Start

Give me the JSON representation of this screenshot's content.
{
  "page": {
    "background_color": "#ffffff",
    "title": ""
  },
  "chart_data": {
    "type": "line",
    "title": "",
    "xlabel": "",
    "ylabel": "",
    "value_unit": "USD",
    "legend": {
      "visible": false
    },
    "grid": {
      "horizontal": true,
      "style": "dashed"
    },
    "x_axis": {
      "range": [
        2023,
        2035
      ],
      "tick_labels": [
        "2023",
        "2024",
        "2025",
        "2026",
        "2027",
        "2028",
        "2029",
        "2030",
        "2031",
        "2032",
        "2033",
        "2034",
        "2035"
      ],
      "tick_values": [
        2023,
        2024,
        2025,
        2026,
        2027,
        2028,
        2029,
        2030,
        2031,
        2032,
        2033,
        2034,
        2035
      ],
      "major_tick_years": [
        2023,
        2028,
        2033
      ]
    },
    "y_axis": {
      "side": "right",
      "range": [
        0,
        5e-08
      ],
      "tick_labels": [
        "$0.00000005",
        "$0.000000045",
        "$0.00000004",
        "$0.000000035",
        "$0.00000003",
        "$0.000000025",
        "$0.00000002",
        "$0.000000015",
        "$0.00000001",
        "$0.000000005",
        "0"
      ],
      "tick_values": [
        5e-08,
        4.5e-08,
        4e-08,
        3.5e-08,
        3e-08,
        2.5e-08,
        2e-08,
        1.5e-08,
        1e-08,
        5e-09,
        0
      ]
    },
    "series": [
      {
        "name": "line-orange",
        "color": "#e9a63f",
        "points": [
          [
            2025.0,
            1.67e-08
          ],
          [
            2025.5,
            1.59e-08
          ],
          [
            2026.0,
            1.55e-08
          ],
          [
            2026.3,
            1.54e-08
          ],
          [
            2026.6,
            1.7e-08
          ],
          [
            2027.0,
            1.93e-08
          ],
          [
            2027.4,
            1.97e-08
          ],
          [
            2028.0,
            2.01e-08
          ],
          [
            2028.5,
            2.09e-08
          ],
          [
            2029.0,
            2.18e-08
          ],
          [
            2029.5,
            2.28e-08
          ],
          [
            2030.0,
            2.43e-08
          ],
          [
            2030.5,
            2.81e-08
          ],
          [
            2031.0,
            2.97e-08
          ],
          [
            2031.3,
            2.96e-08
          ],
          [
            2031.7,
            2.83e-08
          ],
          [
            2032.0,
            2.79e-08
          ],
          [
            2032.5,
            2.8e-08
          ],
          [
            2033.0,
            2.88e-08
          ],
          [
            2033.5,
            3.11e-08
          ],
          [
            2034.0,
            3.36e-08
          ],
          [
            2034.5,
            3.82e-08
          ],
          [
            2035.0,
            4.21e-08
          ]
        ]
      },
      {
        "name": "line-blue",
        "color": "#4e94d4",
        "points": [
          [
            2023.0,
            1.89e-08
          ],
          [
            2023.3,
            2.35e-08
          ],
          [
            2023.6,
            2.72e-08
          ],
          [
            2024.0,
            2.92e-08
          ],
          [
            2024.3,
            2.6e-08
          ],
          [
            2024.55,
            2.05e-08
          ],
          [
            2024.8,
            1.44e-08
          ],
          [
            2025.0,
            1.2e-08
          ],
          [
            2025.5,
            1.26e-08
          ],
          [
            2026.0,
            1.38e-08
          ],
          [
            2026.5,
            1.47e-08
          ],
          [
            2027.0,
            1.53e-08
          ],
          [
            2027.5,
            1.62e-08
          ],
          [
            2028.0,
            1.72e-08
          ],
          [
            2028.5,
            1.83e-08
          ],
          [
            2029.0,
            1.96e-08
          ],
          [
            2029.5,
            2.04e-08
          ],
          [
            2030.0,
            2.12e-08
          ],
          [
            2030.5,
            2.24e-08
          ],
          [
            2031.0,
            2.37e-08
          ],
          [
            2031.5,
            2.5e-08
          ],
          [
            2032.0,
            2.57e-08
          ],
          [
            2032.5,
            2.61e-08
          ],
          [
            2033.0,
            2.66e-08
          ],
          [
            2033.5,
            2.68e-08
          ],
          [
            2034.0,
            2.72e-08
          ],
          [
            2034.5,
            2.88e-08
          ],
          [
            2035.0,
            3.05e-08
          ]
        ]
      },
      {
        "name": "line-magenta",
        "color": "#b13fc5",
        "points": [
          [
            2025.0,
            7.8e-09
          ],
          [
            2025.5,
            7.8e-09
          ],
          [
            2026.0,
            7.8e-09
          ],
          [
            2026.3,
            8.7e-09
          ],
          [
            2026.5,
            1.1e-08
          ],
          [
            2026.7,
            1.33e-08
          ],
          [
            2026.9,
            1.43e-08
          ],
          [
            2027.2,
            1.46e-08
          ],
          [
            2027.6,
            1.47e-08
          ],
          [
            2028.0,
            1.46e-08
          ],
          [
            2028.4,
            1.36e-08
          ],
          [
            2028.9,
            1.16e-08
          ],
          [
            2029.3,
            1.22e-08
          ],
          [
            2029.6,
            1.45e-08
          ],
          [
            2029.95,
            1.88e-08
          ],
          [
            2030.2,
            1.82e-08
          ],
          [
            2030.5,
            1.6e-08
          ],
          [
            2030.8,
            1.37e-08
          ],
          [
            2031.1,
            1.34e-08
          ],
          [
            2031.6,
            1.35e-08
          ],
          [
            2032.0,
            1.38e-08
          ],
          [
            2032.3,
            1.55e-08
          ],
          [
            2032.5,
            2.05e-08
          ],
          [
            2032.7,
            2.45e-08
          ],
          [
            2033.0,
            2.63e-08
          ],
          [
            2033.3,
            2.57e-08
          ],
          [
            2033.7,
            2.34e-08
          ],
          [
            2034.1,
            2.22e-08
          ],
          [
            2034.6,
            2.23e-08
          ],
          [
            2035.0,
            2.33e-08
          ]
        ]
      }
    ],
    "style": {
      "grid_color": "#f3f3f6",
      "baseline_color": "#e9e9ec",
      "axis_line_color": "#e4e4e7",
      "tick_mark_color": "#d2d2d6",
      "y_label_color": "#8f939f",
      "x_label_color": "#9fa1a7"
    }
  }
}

End

◆ **Your task**
Retype the records that precede this task, keeping them exactly the same.

◆ **Exercise result**
Give me the JSON representation of this screenshot's content.
{
  "page": {
    "background_color": "#ffffff",
    "title": ""
  },
  "chart_data": {
    "type": "line",
    "title": "",
    "xlabel": "",
    "ylabel": "",
    "value_unit": "USD",
    "legend": {
      "visible": false
    },
    "grid": {
      "horizontal": true,
      "style": "dashed"
    },
    "x_axis": {
      "range": [
        2023,
        2035
      ],
      "tick_labels": [
        "2023",
        "2024",
        "2025",
        "2026",
        "2027",
        "2028",
        "2029",
        "2030",
        "2031",
        "2032",
        "2033",
        "2034",
        "2035"
      ],
      "tick_values": [
        2023,
        2024,
        2025,
        2026,
        2027,
        2028,
        2029,
        2030,
        2031,
        2032,
        2033,
        2034,
        2035
      ],
      "major_tick_years": [
        2023,
        2028,
        2033
      ]
    },
    "y_axis": {
      "side": "right",
      "range": [
        0,
        5e-08
      ],
      "tick_labels": [
        "$0.00000005",
        "$0.000000045",
        "$0.00000004",
        "$0.000000035",
        "$0.00000003",
        "$0.000000025",
        "$0.00000002",
        "$0.000000015",
        "$0.00000001",
        "$0.000000005",
        "0"
      ],
      "tick_values": [
        5e-08,
        4.5e-08,
        4e-08,
        3.5e-08,
        3e-08,
        2.5e-08,
        2e-08,
        1.5e-08,
        1e-08,
        5e-09,
        0
      ]
    },
    "series": [
      {
        "name": "line-orange",
        "color": "#e9a63f",
        "points": [
          [
            2025.0,
            1.67e-08
          ],
          [
            2025.5,
            1.59e-08
          ],
          [
            2026.0,
            1.55e-08
          ],
          [
            2026.3,
            1.54e-08
          ],
          [
            2026.6,
            1.7e-08
          ],
          [
            2027.0,
            1.93e-08
          ],
          [
            2027.4,
            1.97e-08
          ],
          [
            2028.0,
            2.01e-08
          ],
          [
            2028.5,
            2.09e-08
          ],
          [
            2029.0,
            2.18e-08
          ],
          [
            2029.5,
            2.28e-08
          ],
          [
            2030.0,
            2.43e-08
          ],
          [
            2030.5,
            2.81e-08
          ],
          [
            2031.0,
            2.97e-08
          ],
          [
            2031.3,
            2.96e-08
          ],
          [
            2031.7,
            2.83e-08
          ],
          [
            2032.0,
            2.79e-08
          ],
          [
            2032.5,
            2.8e-08
          ],
          [
            2033.0,
            2.88e-08
          ],
          [
            2033.5,
            3.11e-08
          ],
          [
            2034.0,
            3.36e-08
          ],
          [
            2034.5,
            3.82e-08
          ],
          [
            2035.0,
            4.21e-08
          ]
        ]
      },
      {
        "name": "line-blue",
        "color": "#4e94d4",
        "points": [
          [
            2023.0,
            1.89e-08
          ],
          [
            2023.3,
            2.35e-08
          ],
          [
            2023.6,
            2.72e-08
          ],
          [
            2024.0,
            2.92e-08
          ],
          [
            2024.3,
            2.6e-08
          ],
          [
            2024.55,
            2.05e-08
          ],
          [
            2024.8,
            1.44e-08
          ],
          [
            2025.0,
            1.2e-08
          ],
          [
            2025.5,
            1.26e-08
          ],
          [
            2026.0,
            1.38e-08
          ],
          [
            2026.5,
            1.47e-08
          ],
          [
            2027.0,
            1.53e-08
          ],
          [
            2027.5,
            1.62e-08
          ],
          [
            2028.0,
            1.72e-08
          ],
          [
            2028.5,
            1.83e-08
          ],
          [
            2029.0,
            1.96e-08
          ],
          [
            2029.5,
            2.04e-08
          ],
          [
            2030.0,
            2.12e-08
          ],
          [
            2030.5,
            2.24e-08
          ],
          [
            2031.0,
            2.37e-08
          ],
          [
            2031.5,
            2.5e-08
          ],
          [
            2032.0,
            2.57e-08
          ],
          [
            2032.5,
            2.61e-08
          ],
          [
            2033.0,
            2.66e-08
          ],
          [
            2033.5,
            2.68e-08
          ],
          [
            2034.0,
            2.72e-08
          ],
          [
            2034.5,
            2.88e-08
          ],
          [
            2035.0,
            3.05e-08
          ]
        ]
      },
      {
        "name": "line-magenta",
        "color": "#b13fc5",
        "points": [
          [
            2025.0,
            7.8e-09
          ],
          [
            2025.5,
            7.8e-09
          ],
          [
            2026.0,
            7.8e-09
          ],
          [
            2026.3,
            8.7e-09
          ],
          [
            2026.5,
            1.1e-08
          ],
          [
            2026.7,
            1.33e-08
          ],
          [
            2026.9,
            1.43e-08
          ],
          [
            2027.2,
            1.46e-08
          ],
          [
            2027.6,
            1.47e-08
          ],
          [
            2028.0,
            1.46e-08
          ],
          [
            2028.4,
            1.36e-08
          ],
          [
            2028.9,
            1.16e-08
          ],
          [
            2029.3,
            1.22e-08
          ],
          [
            2029.6,
            1.45e-08
          ],
          [
            2029.95,
            1.88e-08
          ],
          [
            2030.2,
            1.82e-08
          ],
          [
            2030.5,
            1.6e-08
          ],
          [
            2030.8,
            1.37e-08
          ],
          [
            2031.1,
            1.34e-08
          ],
          [
            2031.6,
            1.35e-08
          ],
          [
            2032.0,
            1.38e-08
          ],
          [
            2032.3,
            1.55e-08
          ],
          [
            2032.5,
            2.05e-08
          ],
          [
            2032.7,
            2.45e-08
          ],
          [
            2033.0,
            2.63e-08
          ],
          [
            2033.3,
            2.57e-08
          ],
          [
            2033.7,
            2.34e-08
          ],
          [
            2034.1,
            2.22e-08
          ],
          [
            2034.6,
            2.23e-08
          ],
          [
            2035.0,
            2.33e-08
          ]
        ]
      }
    ],
    "style": {
      "grid_color": "#f3f3f6",
      "baseline_color": "#e9e9ec",
      "axis_line_color": "#e4e4e7",
      "tick_mark_color": "#d2d2d6",
      "y_label_color": "#8f939f",
      "x_label_color": "#9fa1a7"
    }
  }
}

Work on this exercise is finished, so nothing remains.